Extracted records:
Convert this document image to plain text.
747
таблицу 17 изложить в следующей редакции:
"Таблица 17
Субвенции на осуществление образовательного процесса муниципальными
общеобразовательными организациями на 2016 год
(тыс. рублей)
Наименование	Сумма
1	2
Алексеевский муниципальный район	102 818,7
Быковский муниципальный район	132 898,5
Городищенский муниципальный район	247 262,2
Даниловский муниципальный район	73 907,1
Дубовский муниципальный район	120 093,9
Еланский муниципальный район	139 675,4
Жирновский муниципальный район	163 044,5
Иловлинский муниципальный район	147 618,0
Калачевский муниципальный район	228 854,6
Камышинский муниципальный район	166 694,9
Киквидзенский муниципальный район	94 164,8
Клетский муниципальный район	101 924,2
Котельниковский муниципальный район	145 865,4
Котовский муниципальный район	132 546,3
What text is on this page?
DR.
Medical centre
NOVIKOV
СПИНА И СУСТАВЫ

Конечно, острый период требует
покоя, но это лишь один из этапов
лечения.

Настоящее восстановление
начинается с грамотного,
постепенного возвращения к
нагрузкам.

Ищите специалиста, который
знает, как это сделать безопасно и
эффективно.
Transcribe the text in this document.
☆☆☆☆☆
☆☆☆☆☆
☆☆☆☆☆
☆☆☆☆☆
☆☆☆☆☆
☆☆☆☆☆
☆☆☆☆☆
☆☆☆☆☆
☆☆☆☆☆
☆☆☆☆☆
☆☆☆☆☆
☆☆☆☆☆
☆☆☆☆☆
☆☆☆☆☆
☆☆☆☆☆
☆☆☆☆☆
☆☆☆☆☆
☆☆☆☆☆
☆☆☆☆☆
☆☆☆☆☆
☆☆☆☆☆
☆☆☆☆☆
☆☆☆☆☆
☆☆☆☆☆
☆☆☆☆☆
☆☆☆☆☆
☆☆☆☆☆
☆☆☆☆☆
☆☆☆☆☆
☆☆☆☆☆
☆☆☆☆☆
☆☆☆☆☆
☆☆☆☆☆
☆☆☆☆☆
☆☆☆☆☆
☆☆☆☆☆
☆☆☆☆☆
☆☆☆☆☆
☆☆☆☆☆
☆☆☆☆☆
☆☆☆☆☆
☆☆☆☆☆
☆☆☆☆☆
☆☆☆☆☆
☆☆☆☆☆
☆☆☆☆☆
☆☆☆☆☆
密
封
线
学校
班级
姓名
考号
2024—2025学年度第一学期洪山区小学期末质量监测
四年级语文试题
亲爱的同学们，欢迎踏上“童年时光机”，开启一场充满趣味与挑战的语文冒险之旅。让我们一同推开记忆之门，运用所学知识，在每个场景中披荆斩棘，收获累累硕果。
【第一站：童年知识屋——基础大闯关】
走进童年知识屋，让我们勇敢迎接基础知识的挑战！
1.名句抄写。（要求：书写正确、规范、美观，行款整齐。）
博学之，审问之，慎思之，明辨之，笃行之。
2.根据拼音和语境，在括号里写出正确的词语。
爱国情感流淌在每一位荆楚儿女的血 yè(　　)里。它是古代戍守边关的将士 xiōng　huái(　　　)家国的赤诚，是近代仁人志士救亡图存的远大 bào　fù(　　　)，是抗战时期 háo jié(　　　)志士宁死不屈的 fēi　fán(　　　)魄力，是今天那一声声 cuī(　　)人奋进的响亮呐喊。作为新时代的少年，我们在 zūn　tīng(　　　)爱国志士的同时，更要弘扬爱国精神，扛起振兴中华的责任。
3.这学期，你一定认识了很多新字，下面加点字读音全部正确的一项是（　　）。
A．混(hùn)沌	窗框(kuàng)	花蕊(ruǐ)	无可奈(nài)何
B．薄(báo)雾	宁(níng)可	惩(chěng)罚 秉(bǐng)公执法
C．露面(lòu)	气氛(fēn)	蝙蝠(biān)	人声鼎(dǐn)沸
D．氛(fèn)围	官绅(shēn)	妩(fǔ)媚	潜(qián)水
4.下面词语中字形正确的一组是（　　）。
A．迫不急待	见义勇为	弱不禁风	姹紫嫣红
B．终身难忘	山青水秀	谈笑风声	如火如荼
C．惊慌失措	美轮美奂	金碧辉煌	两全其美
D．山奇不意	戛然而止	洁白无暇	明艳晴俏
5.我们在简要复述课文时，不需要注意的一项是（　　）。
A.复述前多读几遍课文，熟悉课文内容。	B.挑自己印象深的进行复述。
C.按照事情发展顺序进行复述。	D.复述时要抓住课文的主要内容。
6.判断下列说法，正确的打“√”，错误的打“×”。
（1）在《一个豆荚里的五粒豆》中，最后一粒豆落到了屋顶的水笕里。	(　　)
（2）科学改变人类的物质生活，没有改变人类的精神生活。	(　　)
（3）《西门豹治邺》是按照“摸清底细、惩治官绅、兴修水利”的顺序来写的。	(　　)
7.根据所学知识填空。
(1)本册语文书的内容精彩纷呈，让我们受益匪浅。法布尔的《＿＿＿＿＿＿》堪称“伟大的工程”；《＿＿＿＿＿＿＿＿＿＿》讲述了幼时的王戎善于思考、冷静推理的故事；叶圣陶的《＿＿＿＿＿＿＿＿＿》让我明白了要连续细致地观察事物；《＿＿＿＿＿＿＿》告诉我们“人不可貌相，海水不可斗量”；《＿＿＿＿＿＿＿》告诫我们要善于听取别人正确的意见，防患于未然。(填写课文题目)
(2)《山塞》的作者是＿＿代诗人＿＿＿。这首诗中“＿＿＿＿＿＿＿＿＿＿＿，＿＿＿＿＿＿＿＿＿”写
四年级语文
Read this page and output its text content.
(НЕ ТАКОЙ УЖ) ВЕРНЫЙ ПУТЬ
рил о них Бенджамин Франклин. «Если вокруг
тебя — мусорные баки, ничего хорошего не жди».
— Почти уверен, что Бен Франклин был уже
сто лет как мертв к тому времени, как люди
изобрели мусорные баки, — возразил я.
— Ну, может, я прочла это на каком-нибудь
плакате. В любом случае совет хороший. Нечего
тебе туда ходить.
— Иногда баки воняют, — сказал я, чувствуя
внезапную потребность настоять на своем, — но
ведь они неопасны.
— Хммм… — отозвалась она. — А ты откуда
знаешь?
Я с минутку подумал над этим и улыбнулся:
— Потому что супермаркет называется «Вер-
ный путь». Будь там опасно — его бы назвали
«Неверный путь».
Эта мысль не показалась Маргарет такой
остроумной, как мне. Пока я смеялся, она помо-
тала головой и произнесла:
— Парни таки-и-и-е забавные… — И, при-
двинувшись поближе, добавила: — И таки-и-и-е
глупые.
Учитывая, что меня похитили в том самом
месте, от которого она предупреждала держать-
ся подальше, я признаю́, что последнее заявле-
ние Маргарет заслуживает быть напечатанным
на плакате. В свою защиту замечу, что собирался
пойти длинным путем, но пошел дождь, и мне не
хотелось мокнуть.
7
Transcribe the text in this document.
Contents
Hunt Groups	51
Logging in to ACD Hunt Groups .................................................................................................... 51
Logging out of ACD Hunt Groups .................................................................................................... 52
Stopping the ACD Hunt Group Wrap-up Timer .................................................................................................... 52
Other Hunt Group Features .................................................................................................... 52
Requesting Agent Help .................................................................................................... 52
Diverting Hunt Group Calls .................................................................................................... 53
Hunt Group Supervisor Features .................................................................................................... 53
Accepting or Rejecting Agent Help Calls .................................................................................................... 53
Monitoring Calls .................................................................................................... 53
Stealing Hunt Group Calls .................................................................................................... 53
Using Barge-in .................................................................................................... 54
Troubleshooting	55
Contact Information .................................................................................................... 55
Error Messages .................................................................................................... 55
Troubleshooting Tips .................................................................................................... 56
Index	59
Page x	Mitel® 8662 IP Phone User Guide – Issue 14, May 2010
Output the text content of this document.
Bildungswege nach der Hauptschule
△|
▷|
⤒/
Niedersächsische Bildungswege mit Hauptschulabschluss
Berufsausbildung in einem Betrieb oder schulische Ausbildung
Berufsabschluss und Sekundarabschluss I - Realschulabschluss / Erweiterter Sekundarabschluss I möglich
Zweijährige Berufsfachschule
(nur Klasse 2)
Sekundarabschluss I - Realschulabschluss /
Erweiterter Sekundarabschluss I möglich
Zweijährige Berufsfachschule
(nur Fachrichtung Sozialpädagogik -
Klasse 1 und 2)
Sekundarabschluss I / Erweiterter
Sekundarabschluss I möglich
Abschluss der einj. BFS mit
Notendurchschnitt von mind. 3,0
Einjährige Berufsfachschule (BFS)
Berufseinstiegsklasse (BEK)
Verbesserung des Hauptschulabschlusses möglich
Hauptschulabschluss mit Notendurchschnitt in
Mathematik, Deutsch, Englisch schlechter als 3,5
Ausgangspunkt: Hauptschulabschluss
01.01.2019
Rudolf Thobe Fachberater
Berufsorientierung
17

■ Set problem ■
Across the records above, count the lines holding "таки" and reply with that number alone.

■ Correct result ■
2